++++ Given records
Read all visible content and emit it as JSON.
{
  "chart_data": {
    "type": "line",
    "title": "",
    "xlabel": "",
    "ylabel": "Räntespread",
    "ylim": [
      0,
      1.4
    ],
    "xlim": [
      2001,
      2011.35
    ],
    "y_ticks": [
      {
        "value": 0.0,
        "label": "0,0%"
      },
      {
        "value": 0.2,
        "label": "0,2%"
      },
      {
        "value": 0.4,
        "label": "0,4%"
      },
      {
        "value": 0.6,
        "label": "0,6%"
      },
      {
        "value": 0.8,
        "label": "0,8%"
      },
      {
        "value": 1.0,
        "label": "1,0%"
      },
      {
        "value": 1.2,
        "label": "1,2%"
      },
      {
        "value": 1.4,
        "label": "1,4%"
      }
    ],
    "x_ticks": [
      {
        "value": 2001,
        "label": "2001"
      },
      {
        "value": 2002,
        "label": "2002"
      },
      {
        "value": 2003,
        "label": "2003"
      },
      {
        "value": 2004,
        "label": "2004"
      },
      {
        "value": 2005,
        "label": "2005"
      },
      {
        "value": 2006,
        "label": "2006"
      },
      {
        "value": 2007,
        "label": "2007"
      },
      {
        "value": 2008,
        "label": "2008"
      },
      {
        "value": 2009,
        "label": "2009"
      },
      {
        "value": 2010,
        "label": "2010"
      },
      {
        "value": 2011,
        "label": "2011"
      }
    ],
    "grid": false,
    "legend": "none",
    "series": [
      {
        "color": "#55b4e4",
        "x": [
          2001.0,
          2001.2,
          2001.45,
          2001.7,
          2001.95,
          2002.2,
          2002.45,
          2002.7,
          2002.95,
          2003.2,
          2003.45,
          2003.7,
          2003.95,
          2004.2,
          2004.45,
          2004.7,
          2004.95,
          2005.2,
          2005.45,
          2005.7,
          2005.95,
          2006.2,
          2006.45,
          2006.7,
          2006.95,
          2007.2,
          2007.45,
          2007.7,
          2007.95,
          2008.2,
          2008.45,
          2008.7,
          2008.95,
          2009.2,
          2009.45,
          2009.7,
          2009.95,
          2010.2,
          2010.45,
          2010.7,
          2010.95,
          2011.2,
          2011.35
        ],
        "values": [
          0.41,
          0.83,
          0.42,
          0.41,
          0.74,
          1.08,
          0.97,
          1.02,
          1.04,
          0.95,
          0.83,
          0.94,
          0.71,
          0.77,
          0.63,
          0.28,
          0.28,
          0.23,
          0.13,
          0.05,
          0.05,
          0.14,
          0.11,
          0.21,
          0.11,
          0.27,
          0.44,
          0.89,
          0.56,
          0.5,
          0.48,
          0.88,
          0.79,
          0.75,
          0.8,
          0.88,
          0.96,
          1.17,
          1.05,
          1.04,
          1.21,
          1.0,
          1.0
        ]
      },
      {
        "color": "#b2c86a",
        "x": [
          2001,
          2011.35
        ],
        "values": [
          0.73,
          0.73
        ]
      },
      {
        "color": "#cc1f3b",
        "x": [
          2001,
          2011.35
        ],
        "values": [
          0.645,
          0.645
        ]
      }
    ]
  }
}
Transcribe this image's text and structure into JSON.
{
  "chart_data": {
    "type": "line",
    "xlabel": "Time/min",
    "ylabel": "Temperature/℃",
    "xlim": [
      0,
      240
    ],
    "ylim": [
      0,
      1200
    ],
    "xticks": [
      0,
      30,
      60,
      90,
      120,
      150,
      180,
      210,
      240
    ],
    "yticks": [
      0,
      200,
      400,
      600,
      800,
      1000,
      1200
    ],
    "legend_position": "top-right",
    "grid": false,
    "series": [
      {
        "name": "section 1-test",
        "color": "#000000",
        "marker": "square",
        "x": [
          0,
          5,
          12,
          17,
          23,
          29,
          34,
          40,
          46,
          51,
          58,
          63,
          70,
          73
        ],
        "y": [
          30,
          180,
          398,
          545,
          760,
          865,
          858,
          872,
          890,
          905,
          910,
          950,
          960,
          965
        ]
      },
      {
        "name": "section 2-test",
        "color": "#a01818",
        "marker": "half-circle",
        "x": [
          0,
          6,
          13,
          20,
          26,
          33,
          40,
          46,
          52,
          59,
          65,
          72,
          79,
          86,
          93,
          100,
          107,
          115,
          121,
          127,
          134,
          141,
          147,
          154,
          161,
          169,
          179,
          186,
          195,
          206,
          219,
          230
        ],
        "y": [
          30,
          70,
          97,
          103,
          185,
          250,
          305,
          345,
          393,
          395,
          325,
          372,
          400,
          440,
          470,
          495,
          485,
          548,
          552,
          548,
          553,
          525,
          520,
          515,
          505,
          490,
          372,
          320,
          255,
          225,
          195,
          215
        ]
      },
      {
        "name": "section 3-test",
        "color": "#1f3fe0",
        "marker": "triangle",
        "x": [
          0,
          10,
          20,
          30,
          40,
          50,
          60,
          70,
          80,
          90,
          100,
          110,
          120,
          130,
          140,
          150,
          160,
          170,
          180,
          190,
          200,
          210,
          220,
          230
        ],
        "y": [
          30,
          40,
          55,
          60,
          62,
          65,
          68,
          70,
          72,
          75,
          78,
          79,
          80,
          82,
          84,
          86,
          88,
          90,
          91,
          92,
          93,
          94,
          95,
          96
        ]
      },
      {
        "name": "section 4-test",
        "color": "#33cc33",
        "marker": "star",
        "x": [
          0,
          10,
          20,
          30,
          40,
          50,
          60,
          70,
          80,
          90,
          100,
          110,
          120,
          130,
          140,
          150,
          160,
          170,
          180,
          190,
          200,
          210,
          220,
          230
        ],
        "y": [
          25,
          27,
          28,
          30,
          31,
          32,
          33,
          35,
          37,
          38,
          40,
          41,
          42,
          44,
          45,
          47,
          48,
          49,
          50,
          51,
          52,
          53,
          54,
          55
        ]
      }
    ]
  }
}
++++++++
What you have to do – Collect every line above that contains the word "color".

Solution to the problem –
        "color": "#55b4e4",
        "color": "#b2c86a",
        "color": "#cc1f3b",
        "color": "#000000",
        "color": "#a01818",
        "color": "#1f3fe0",
        "color": "#33cc33",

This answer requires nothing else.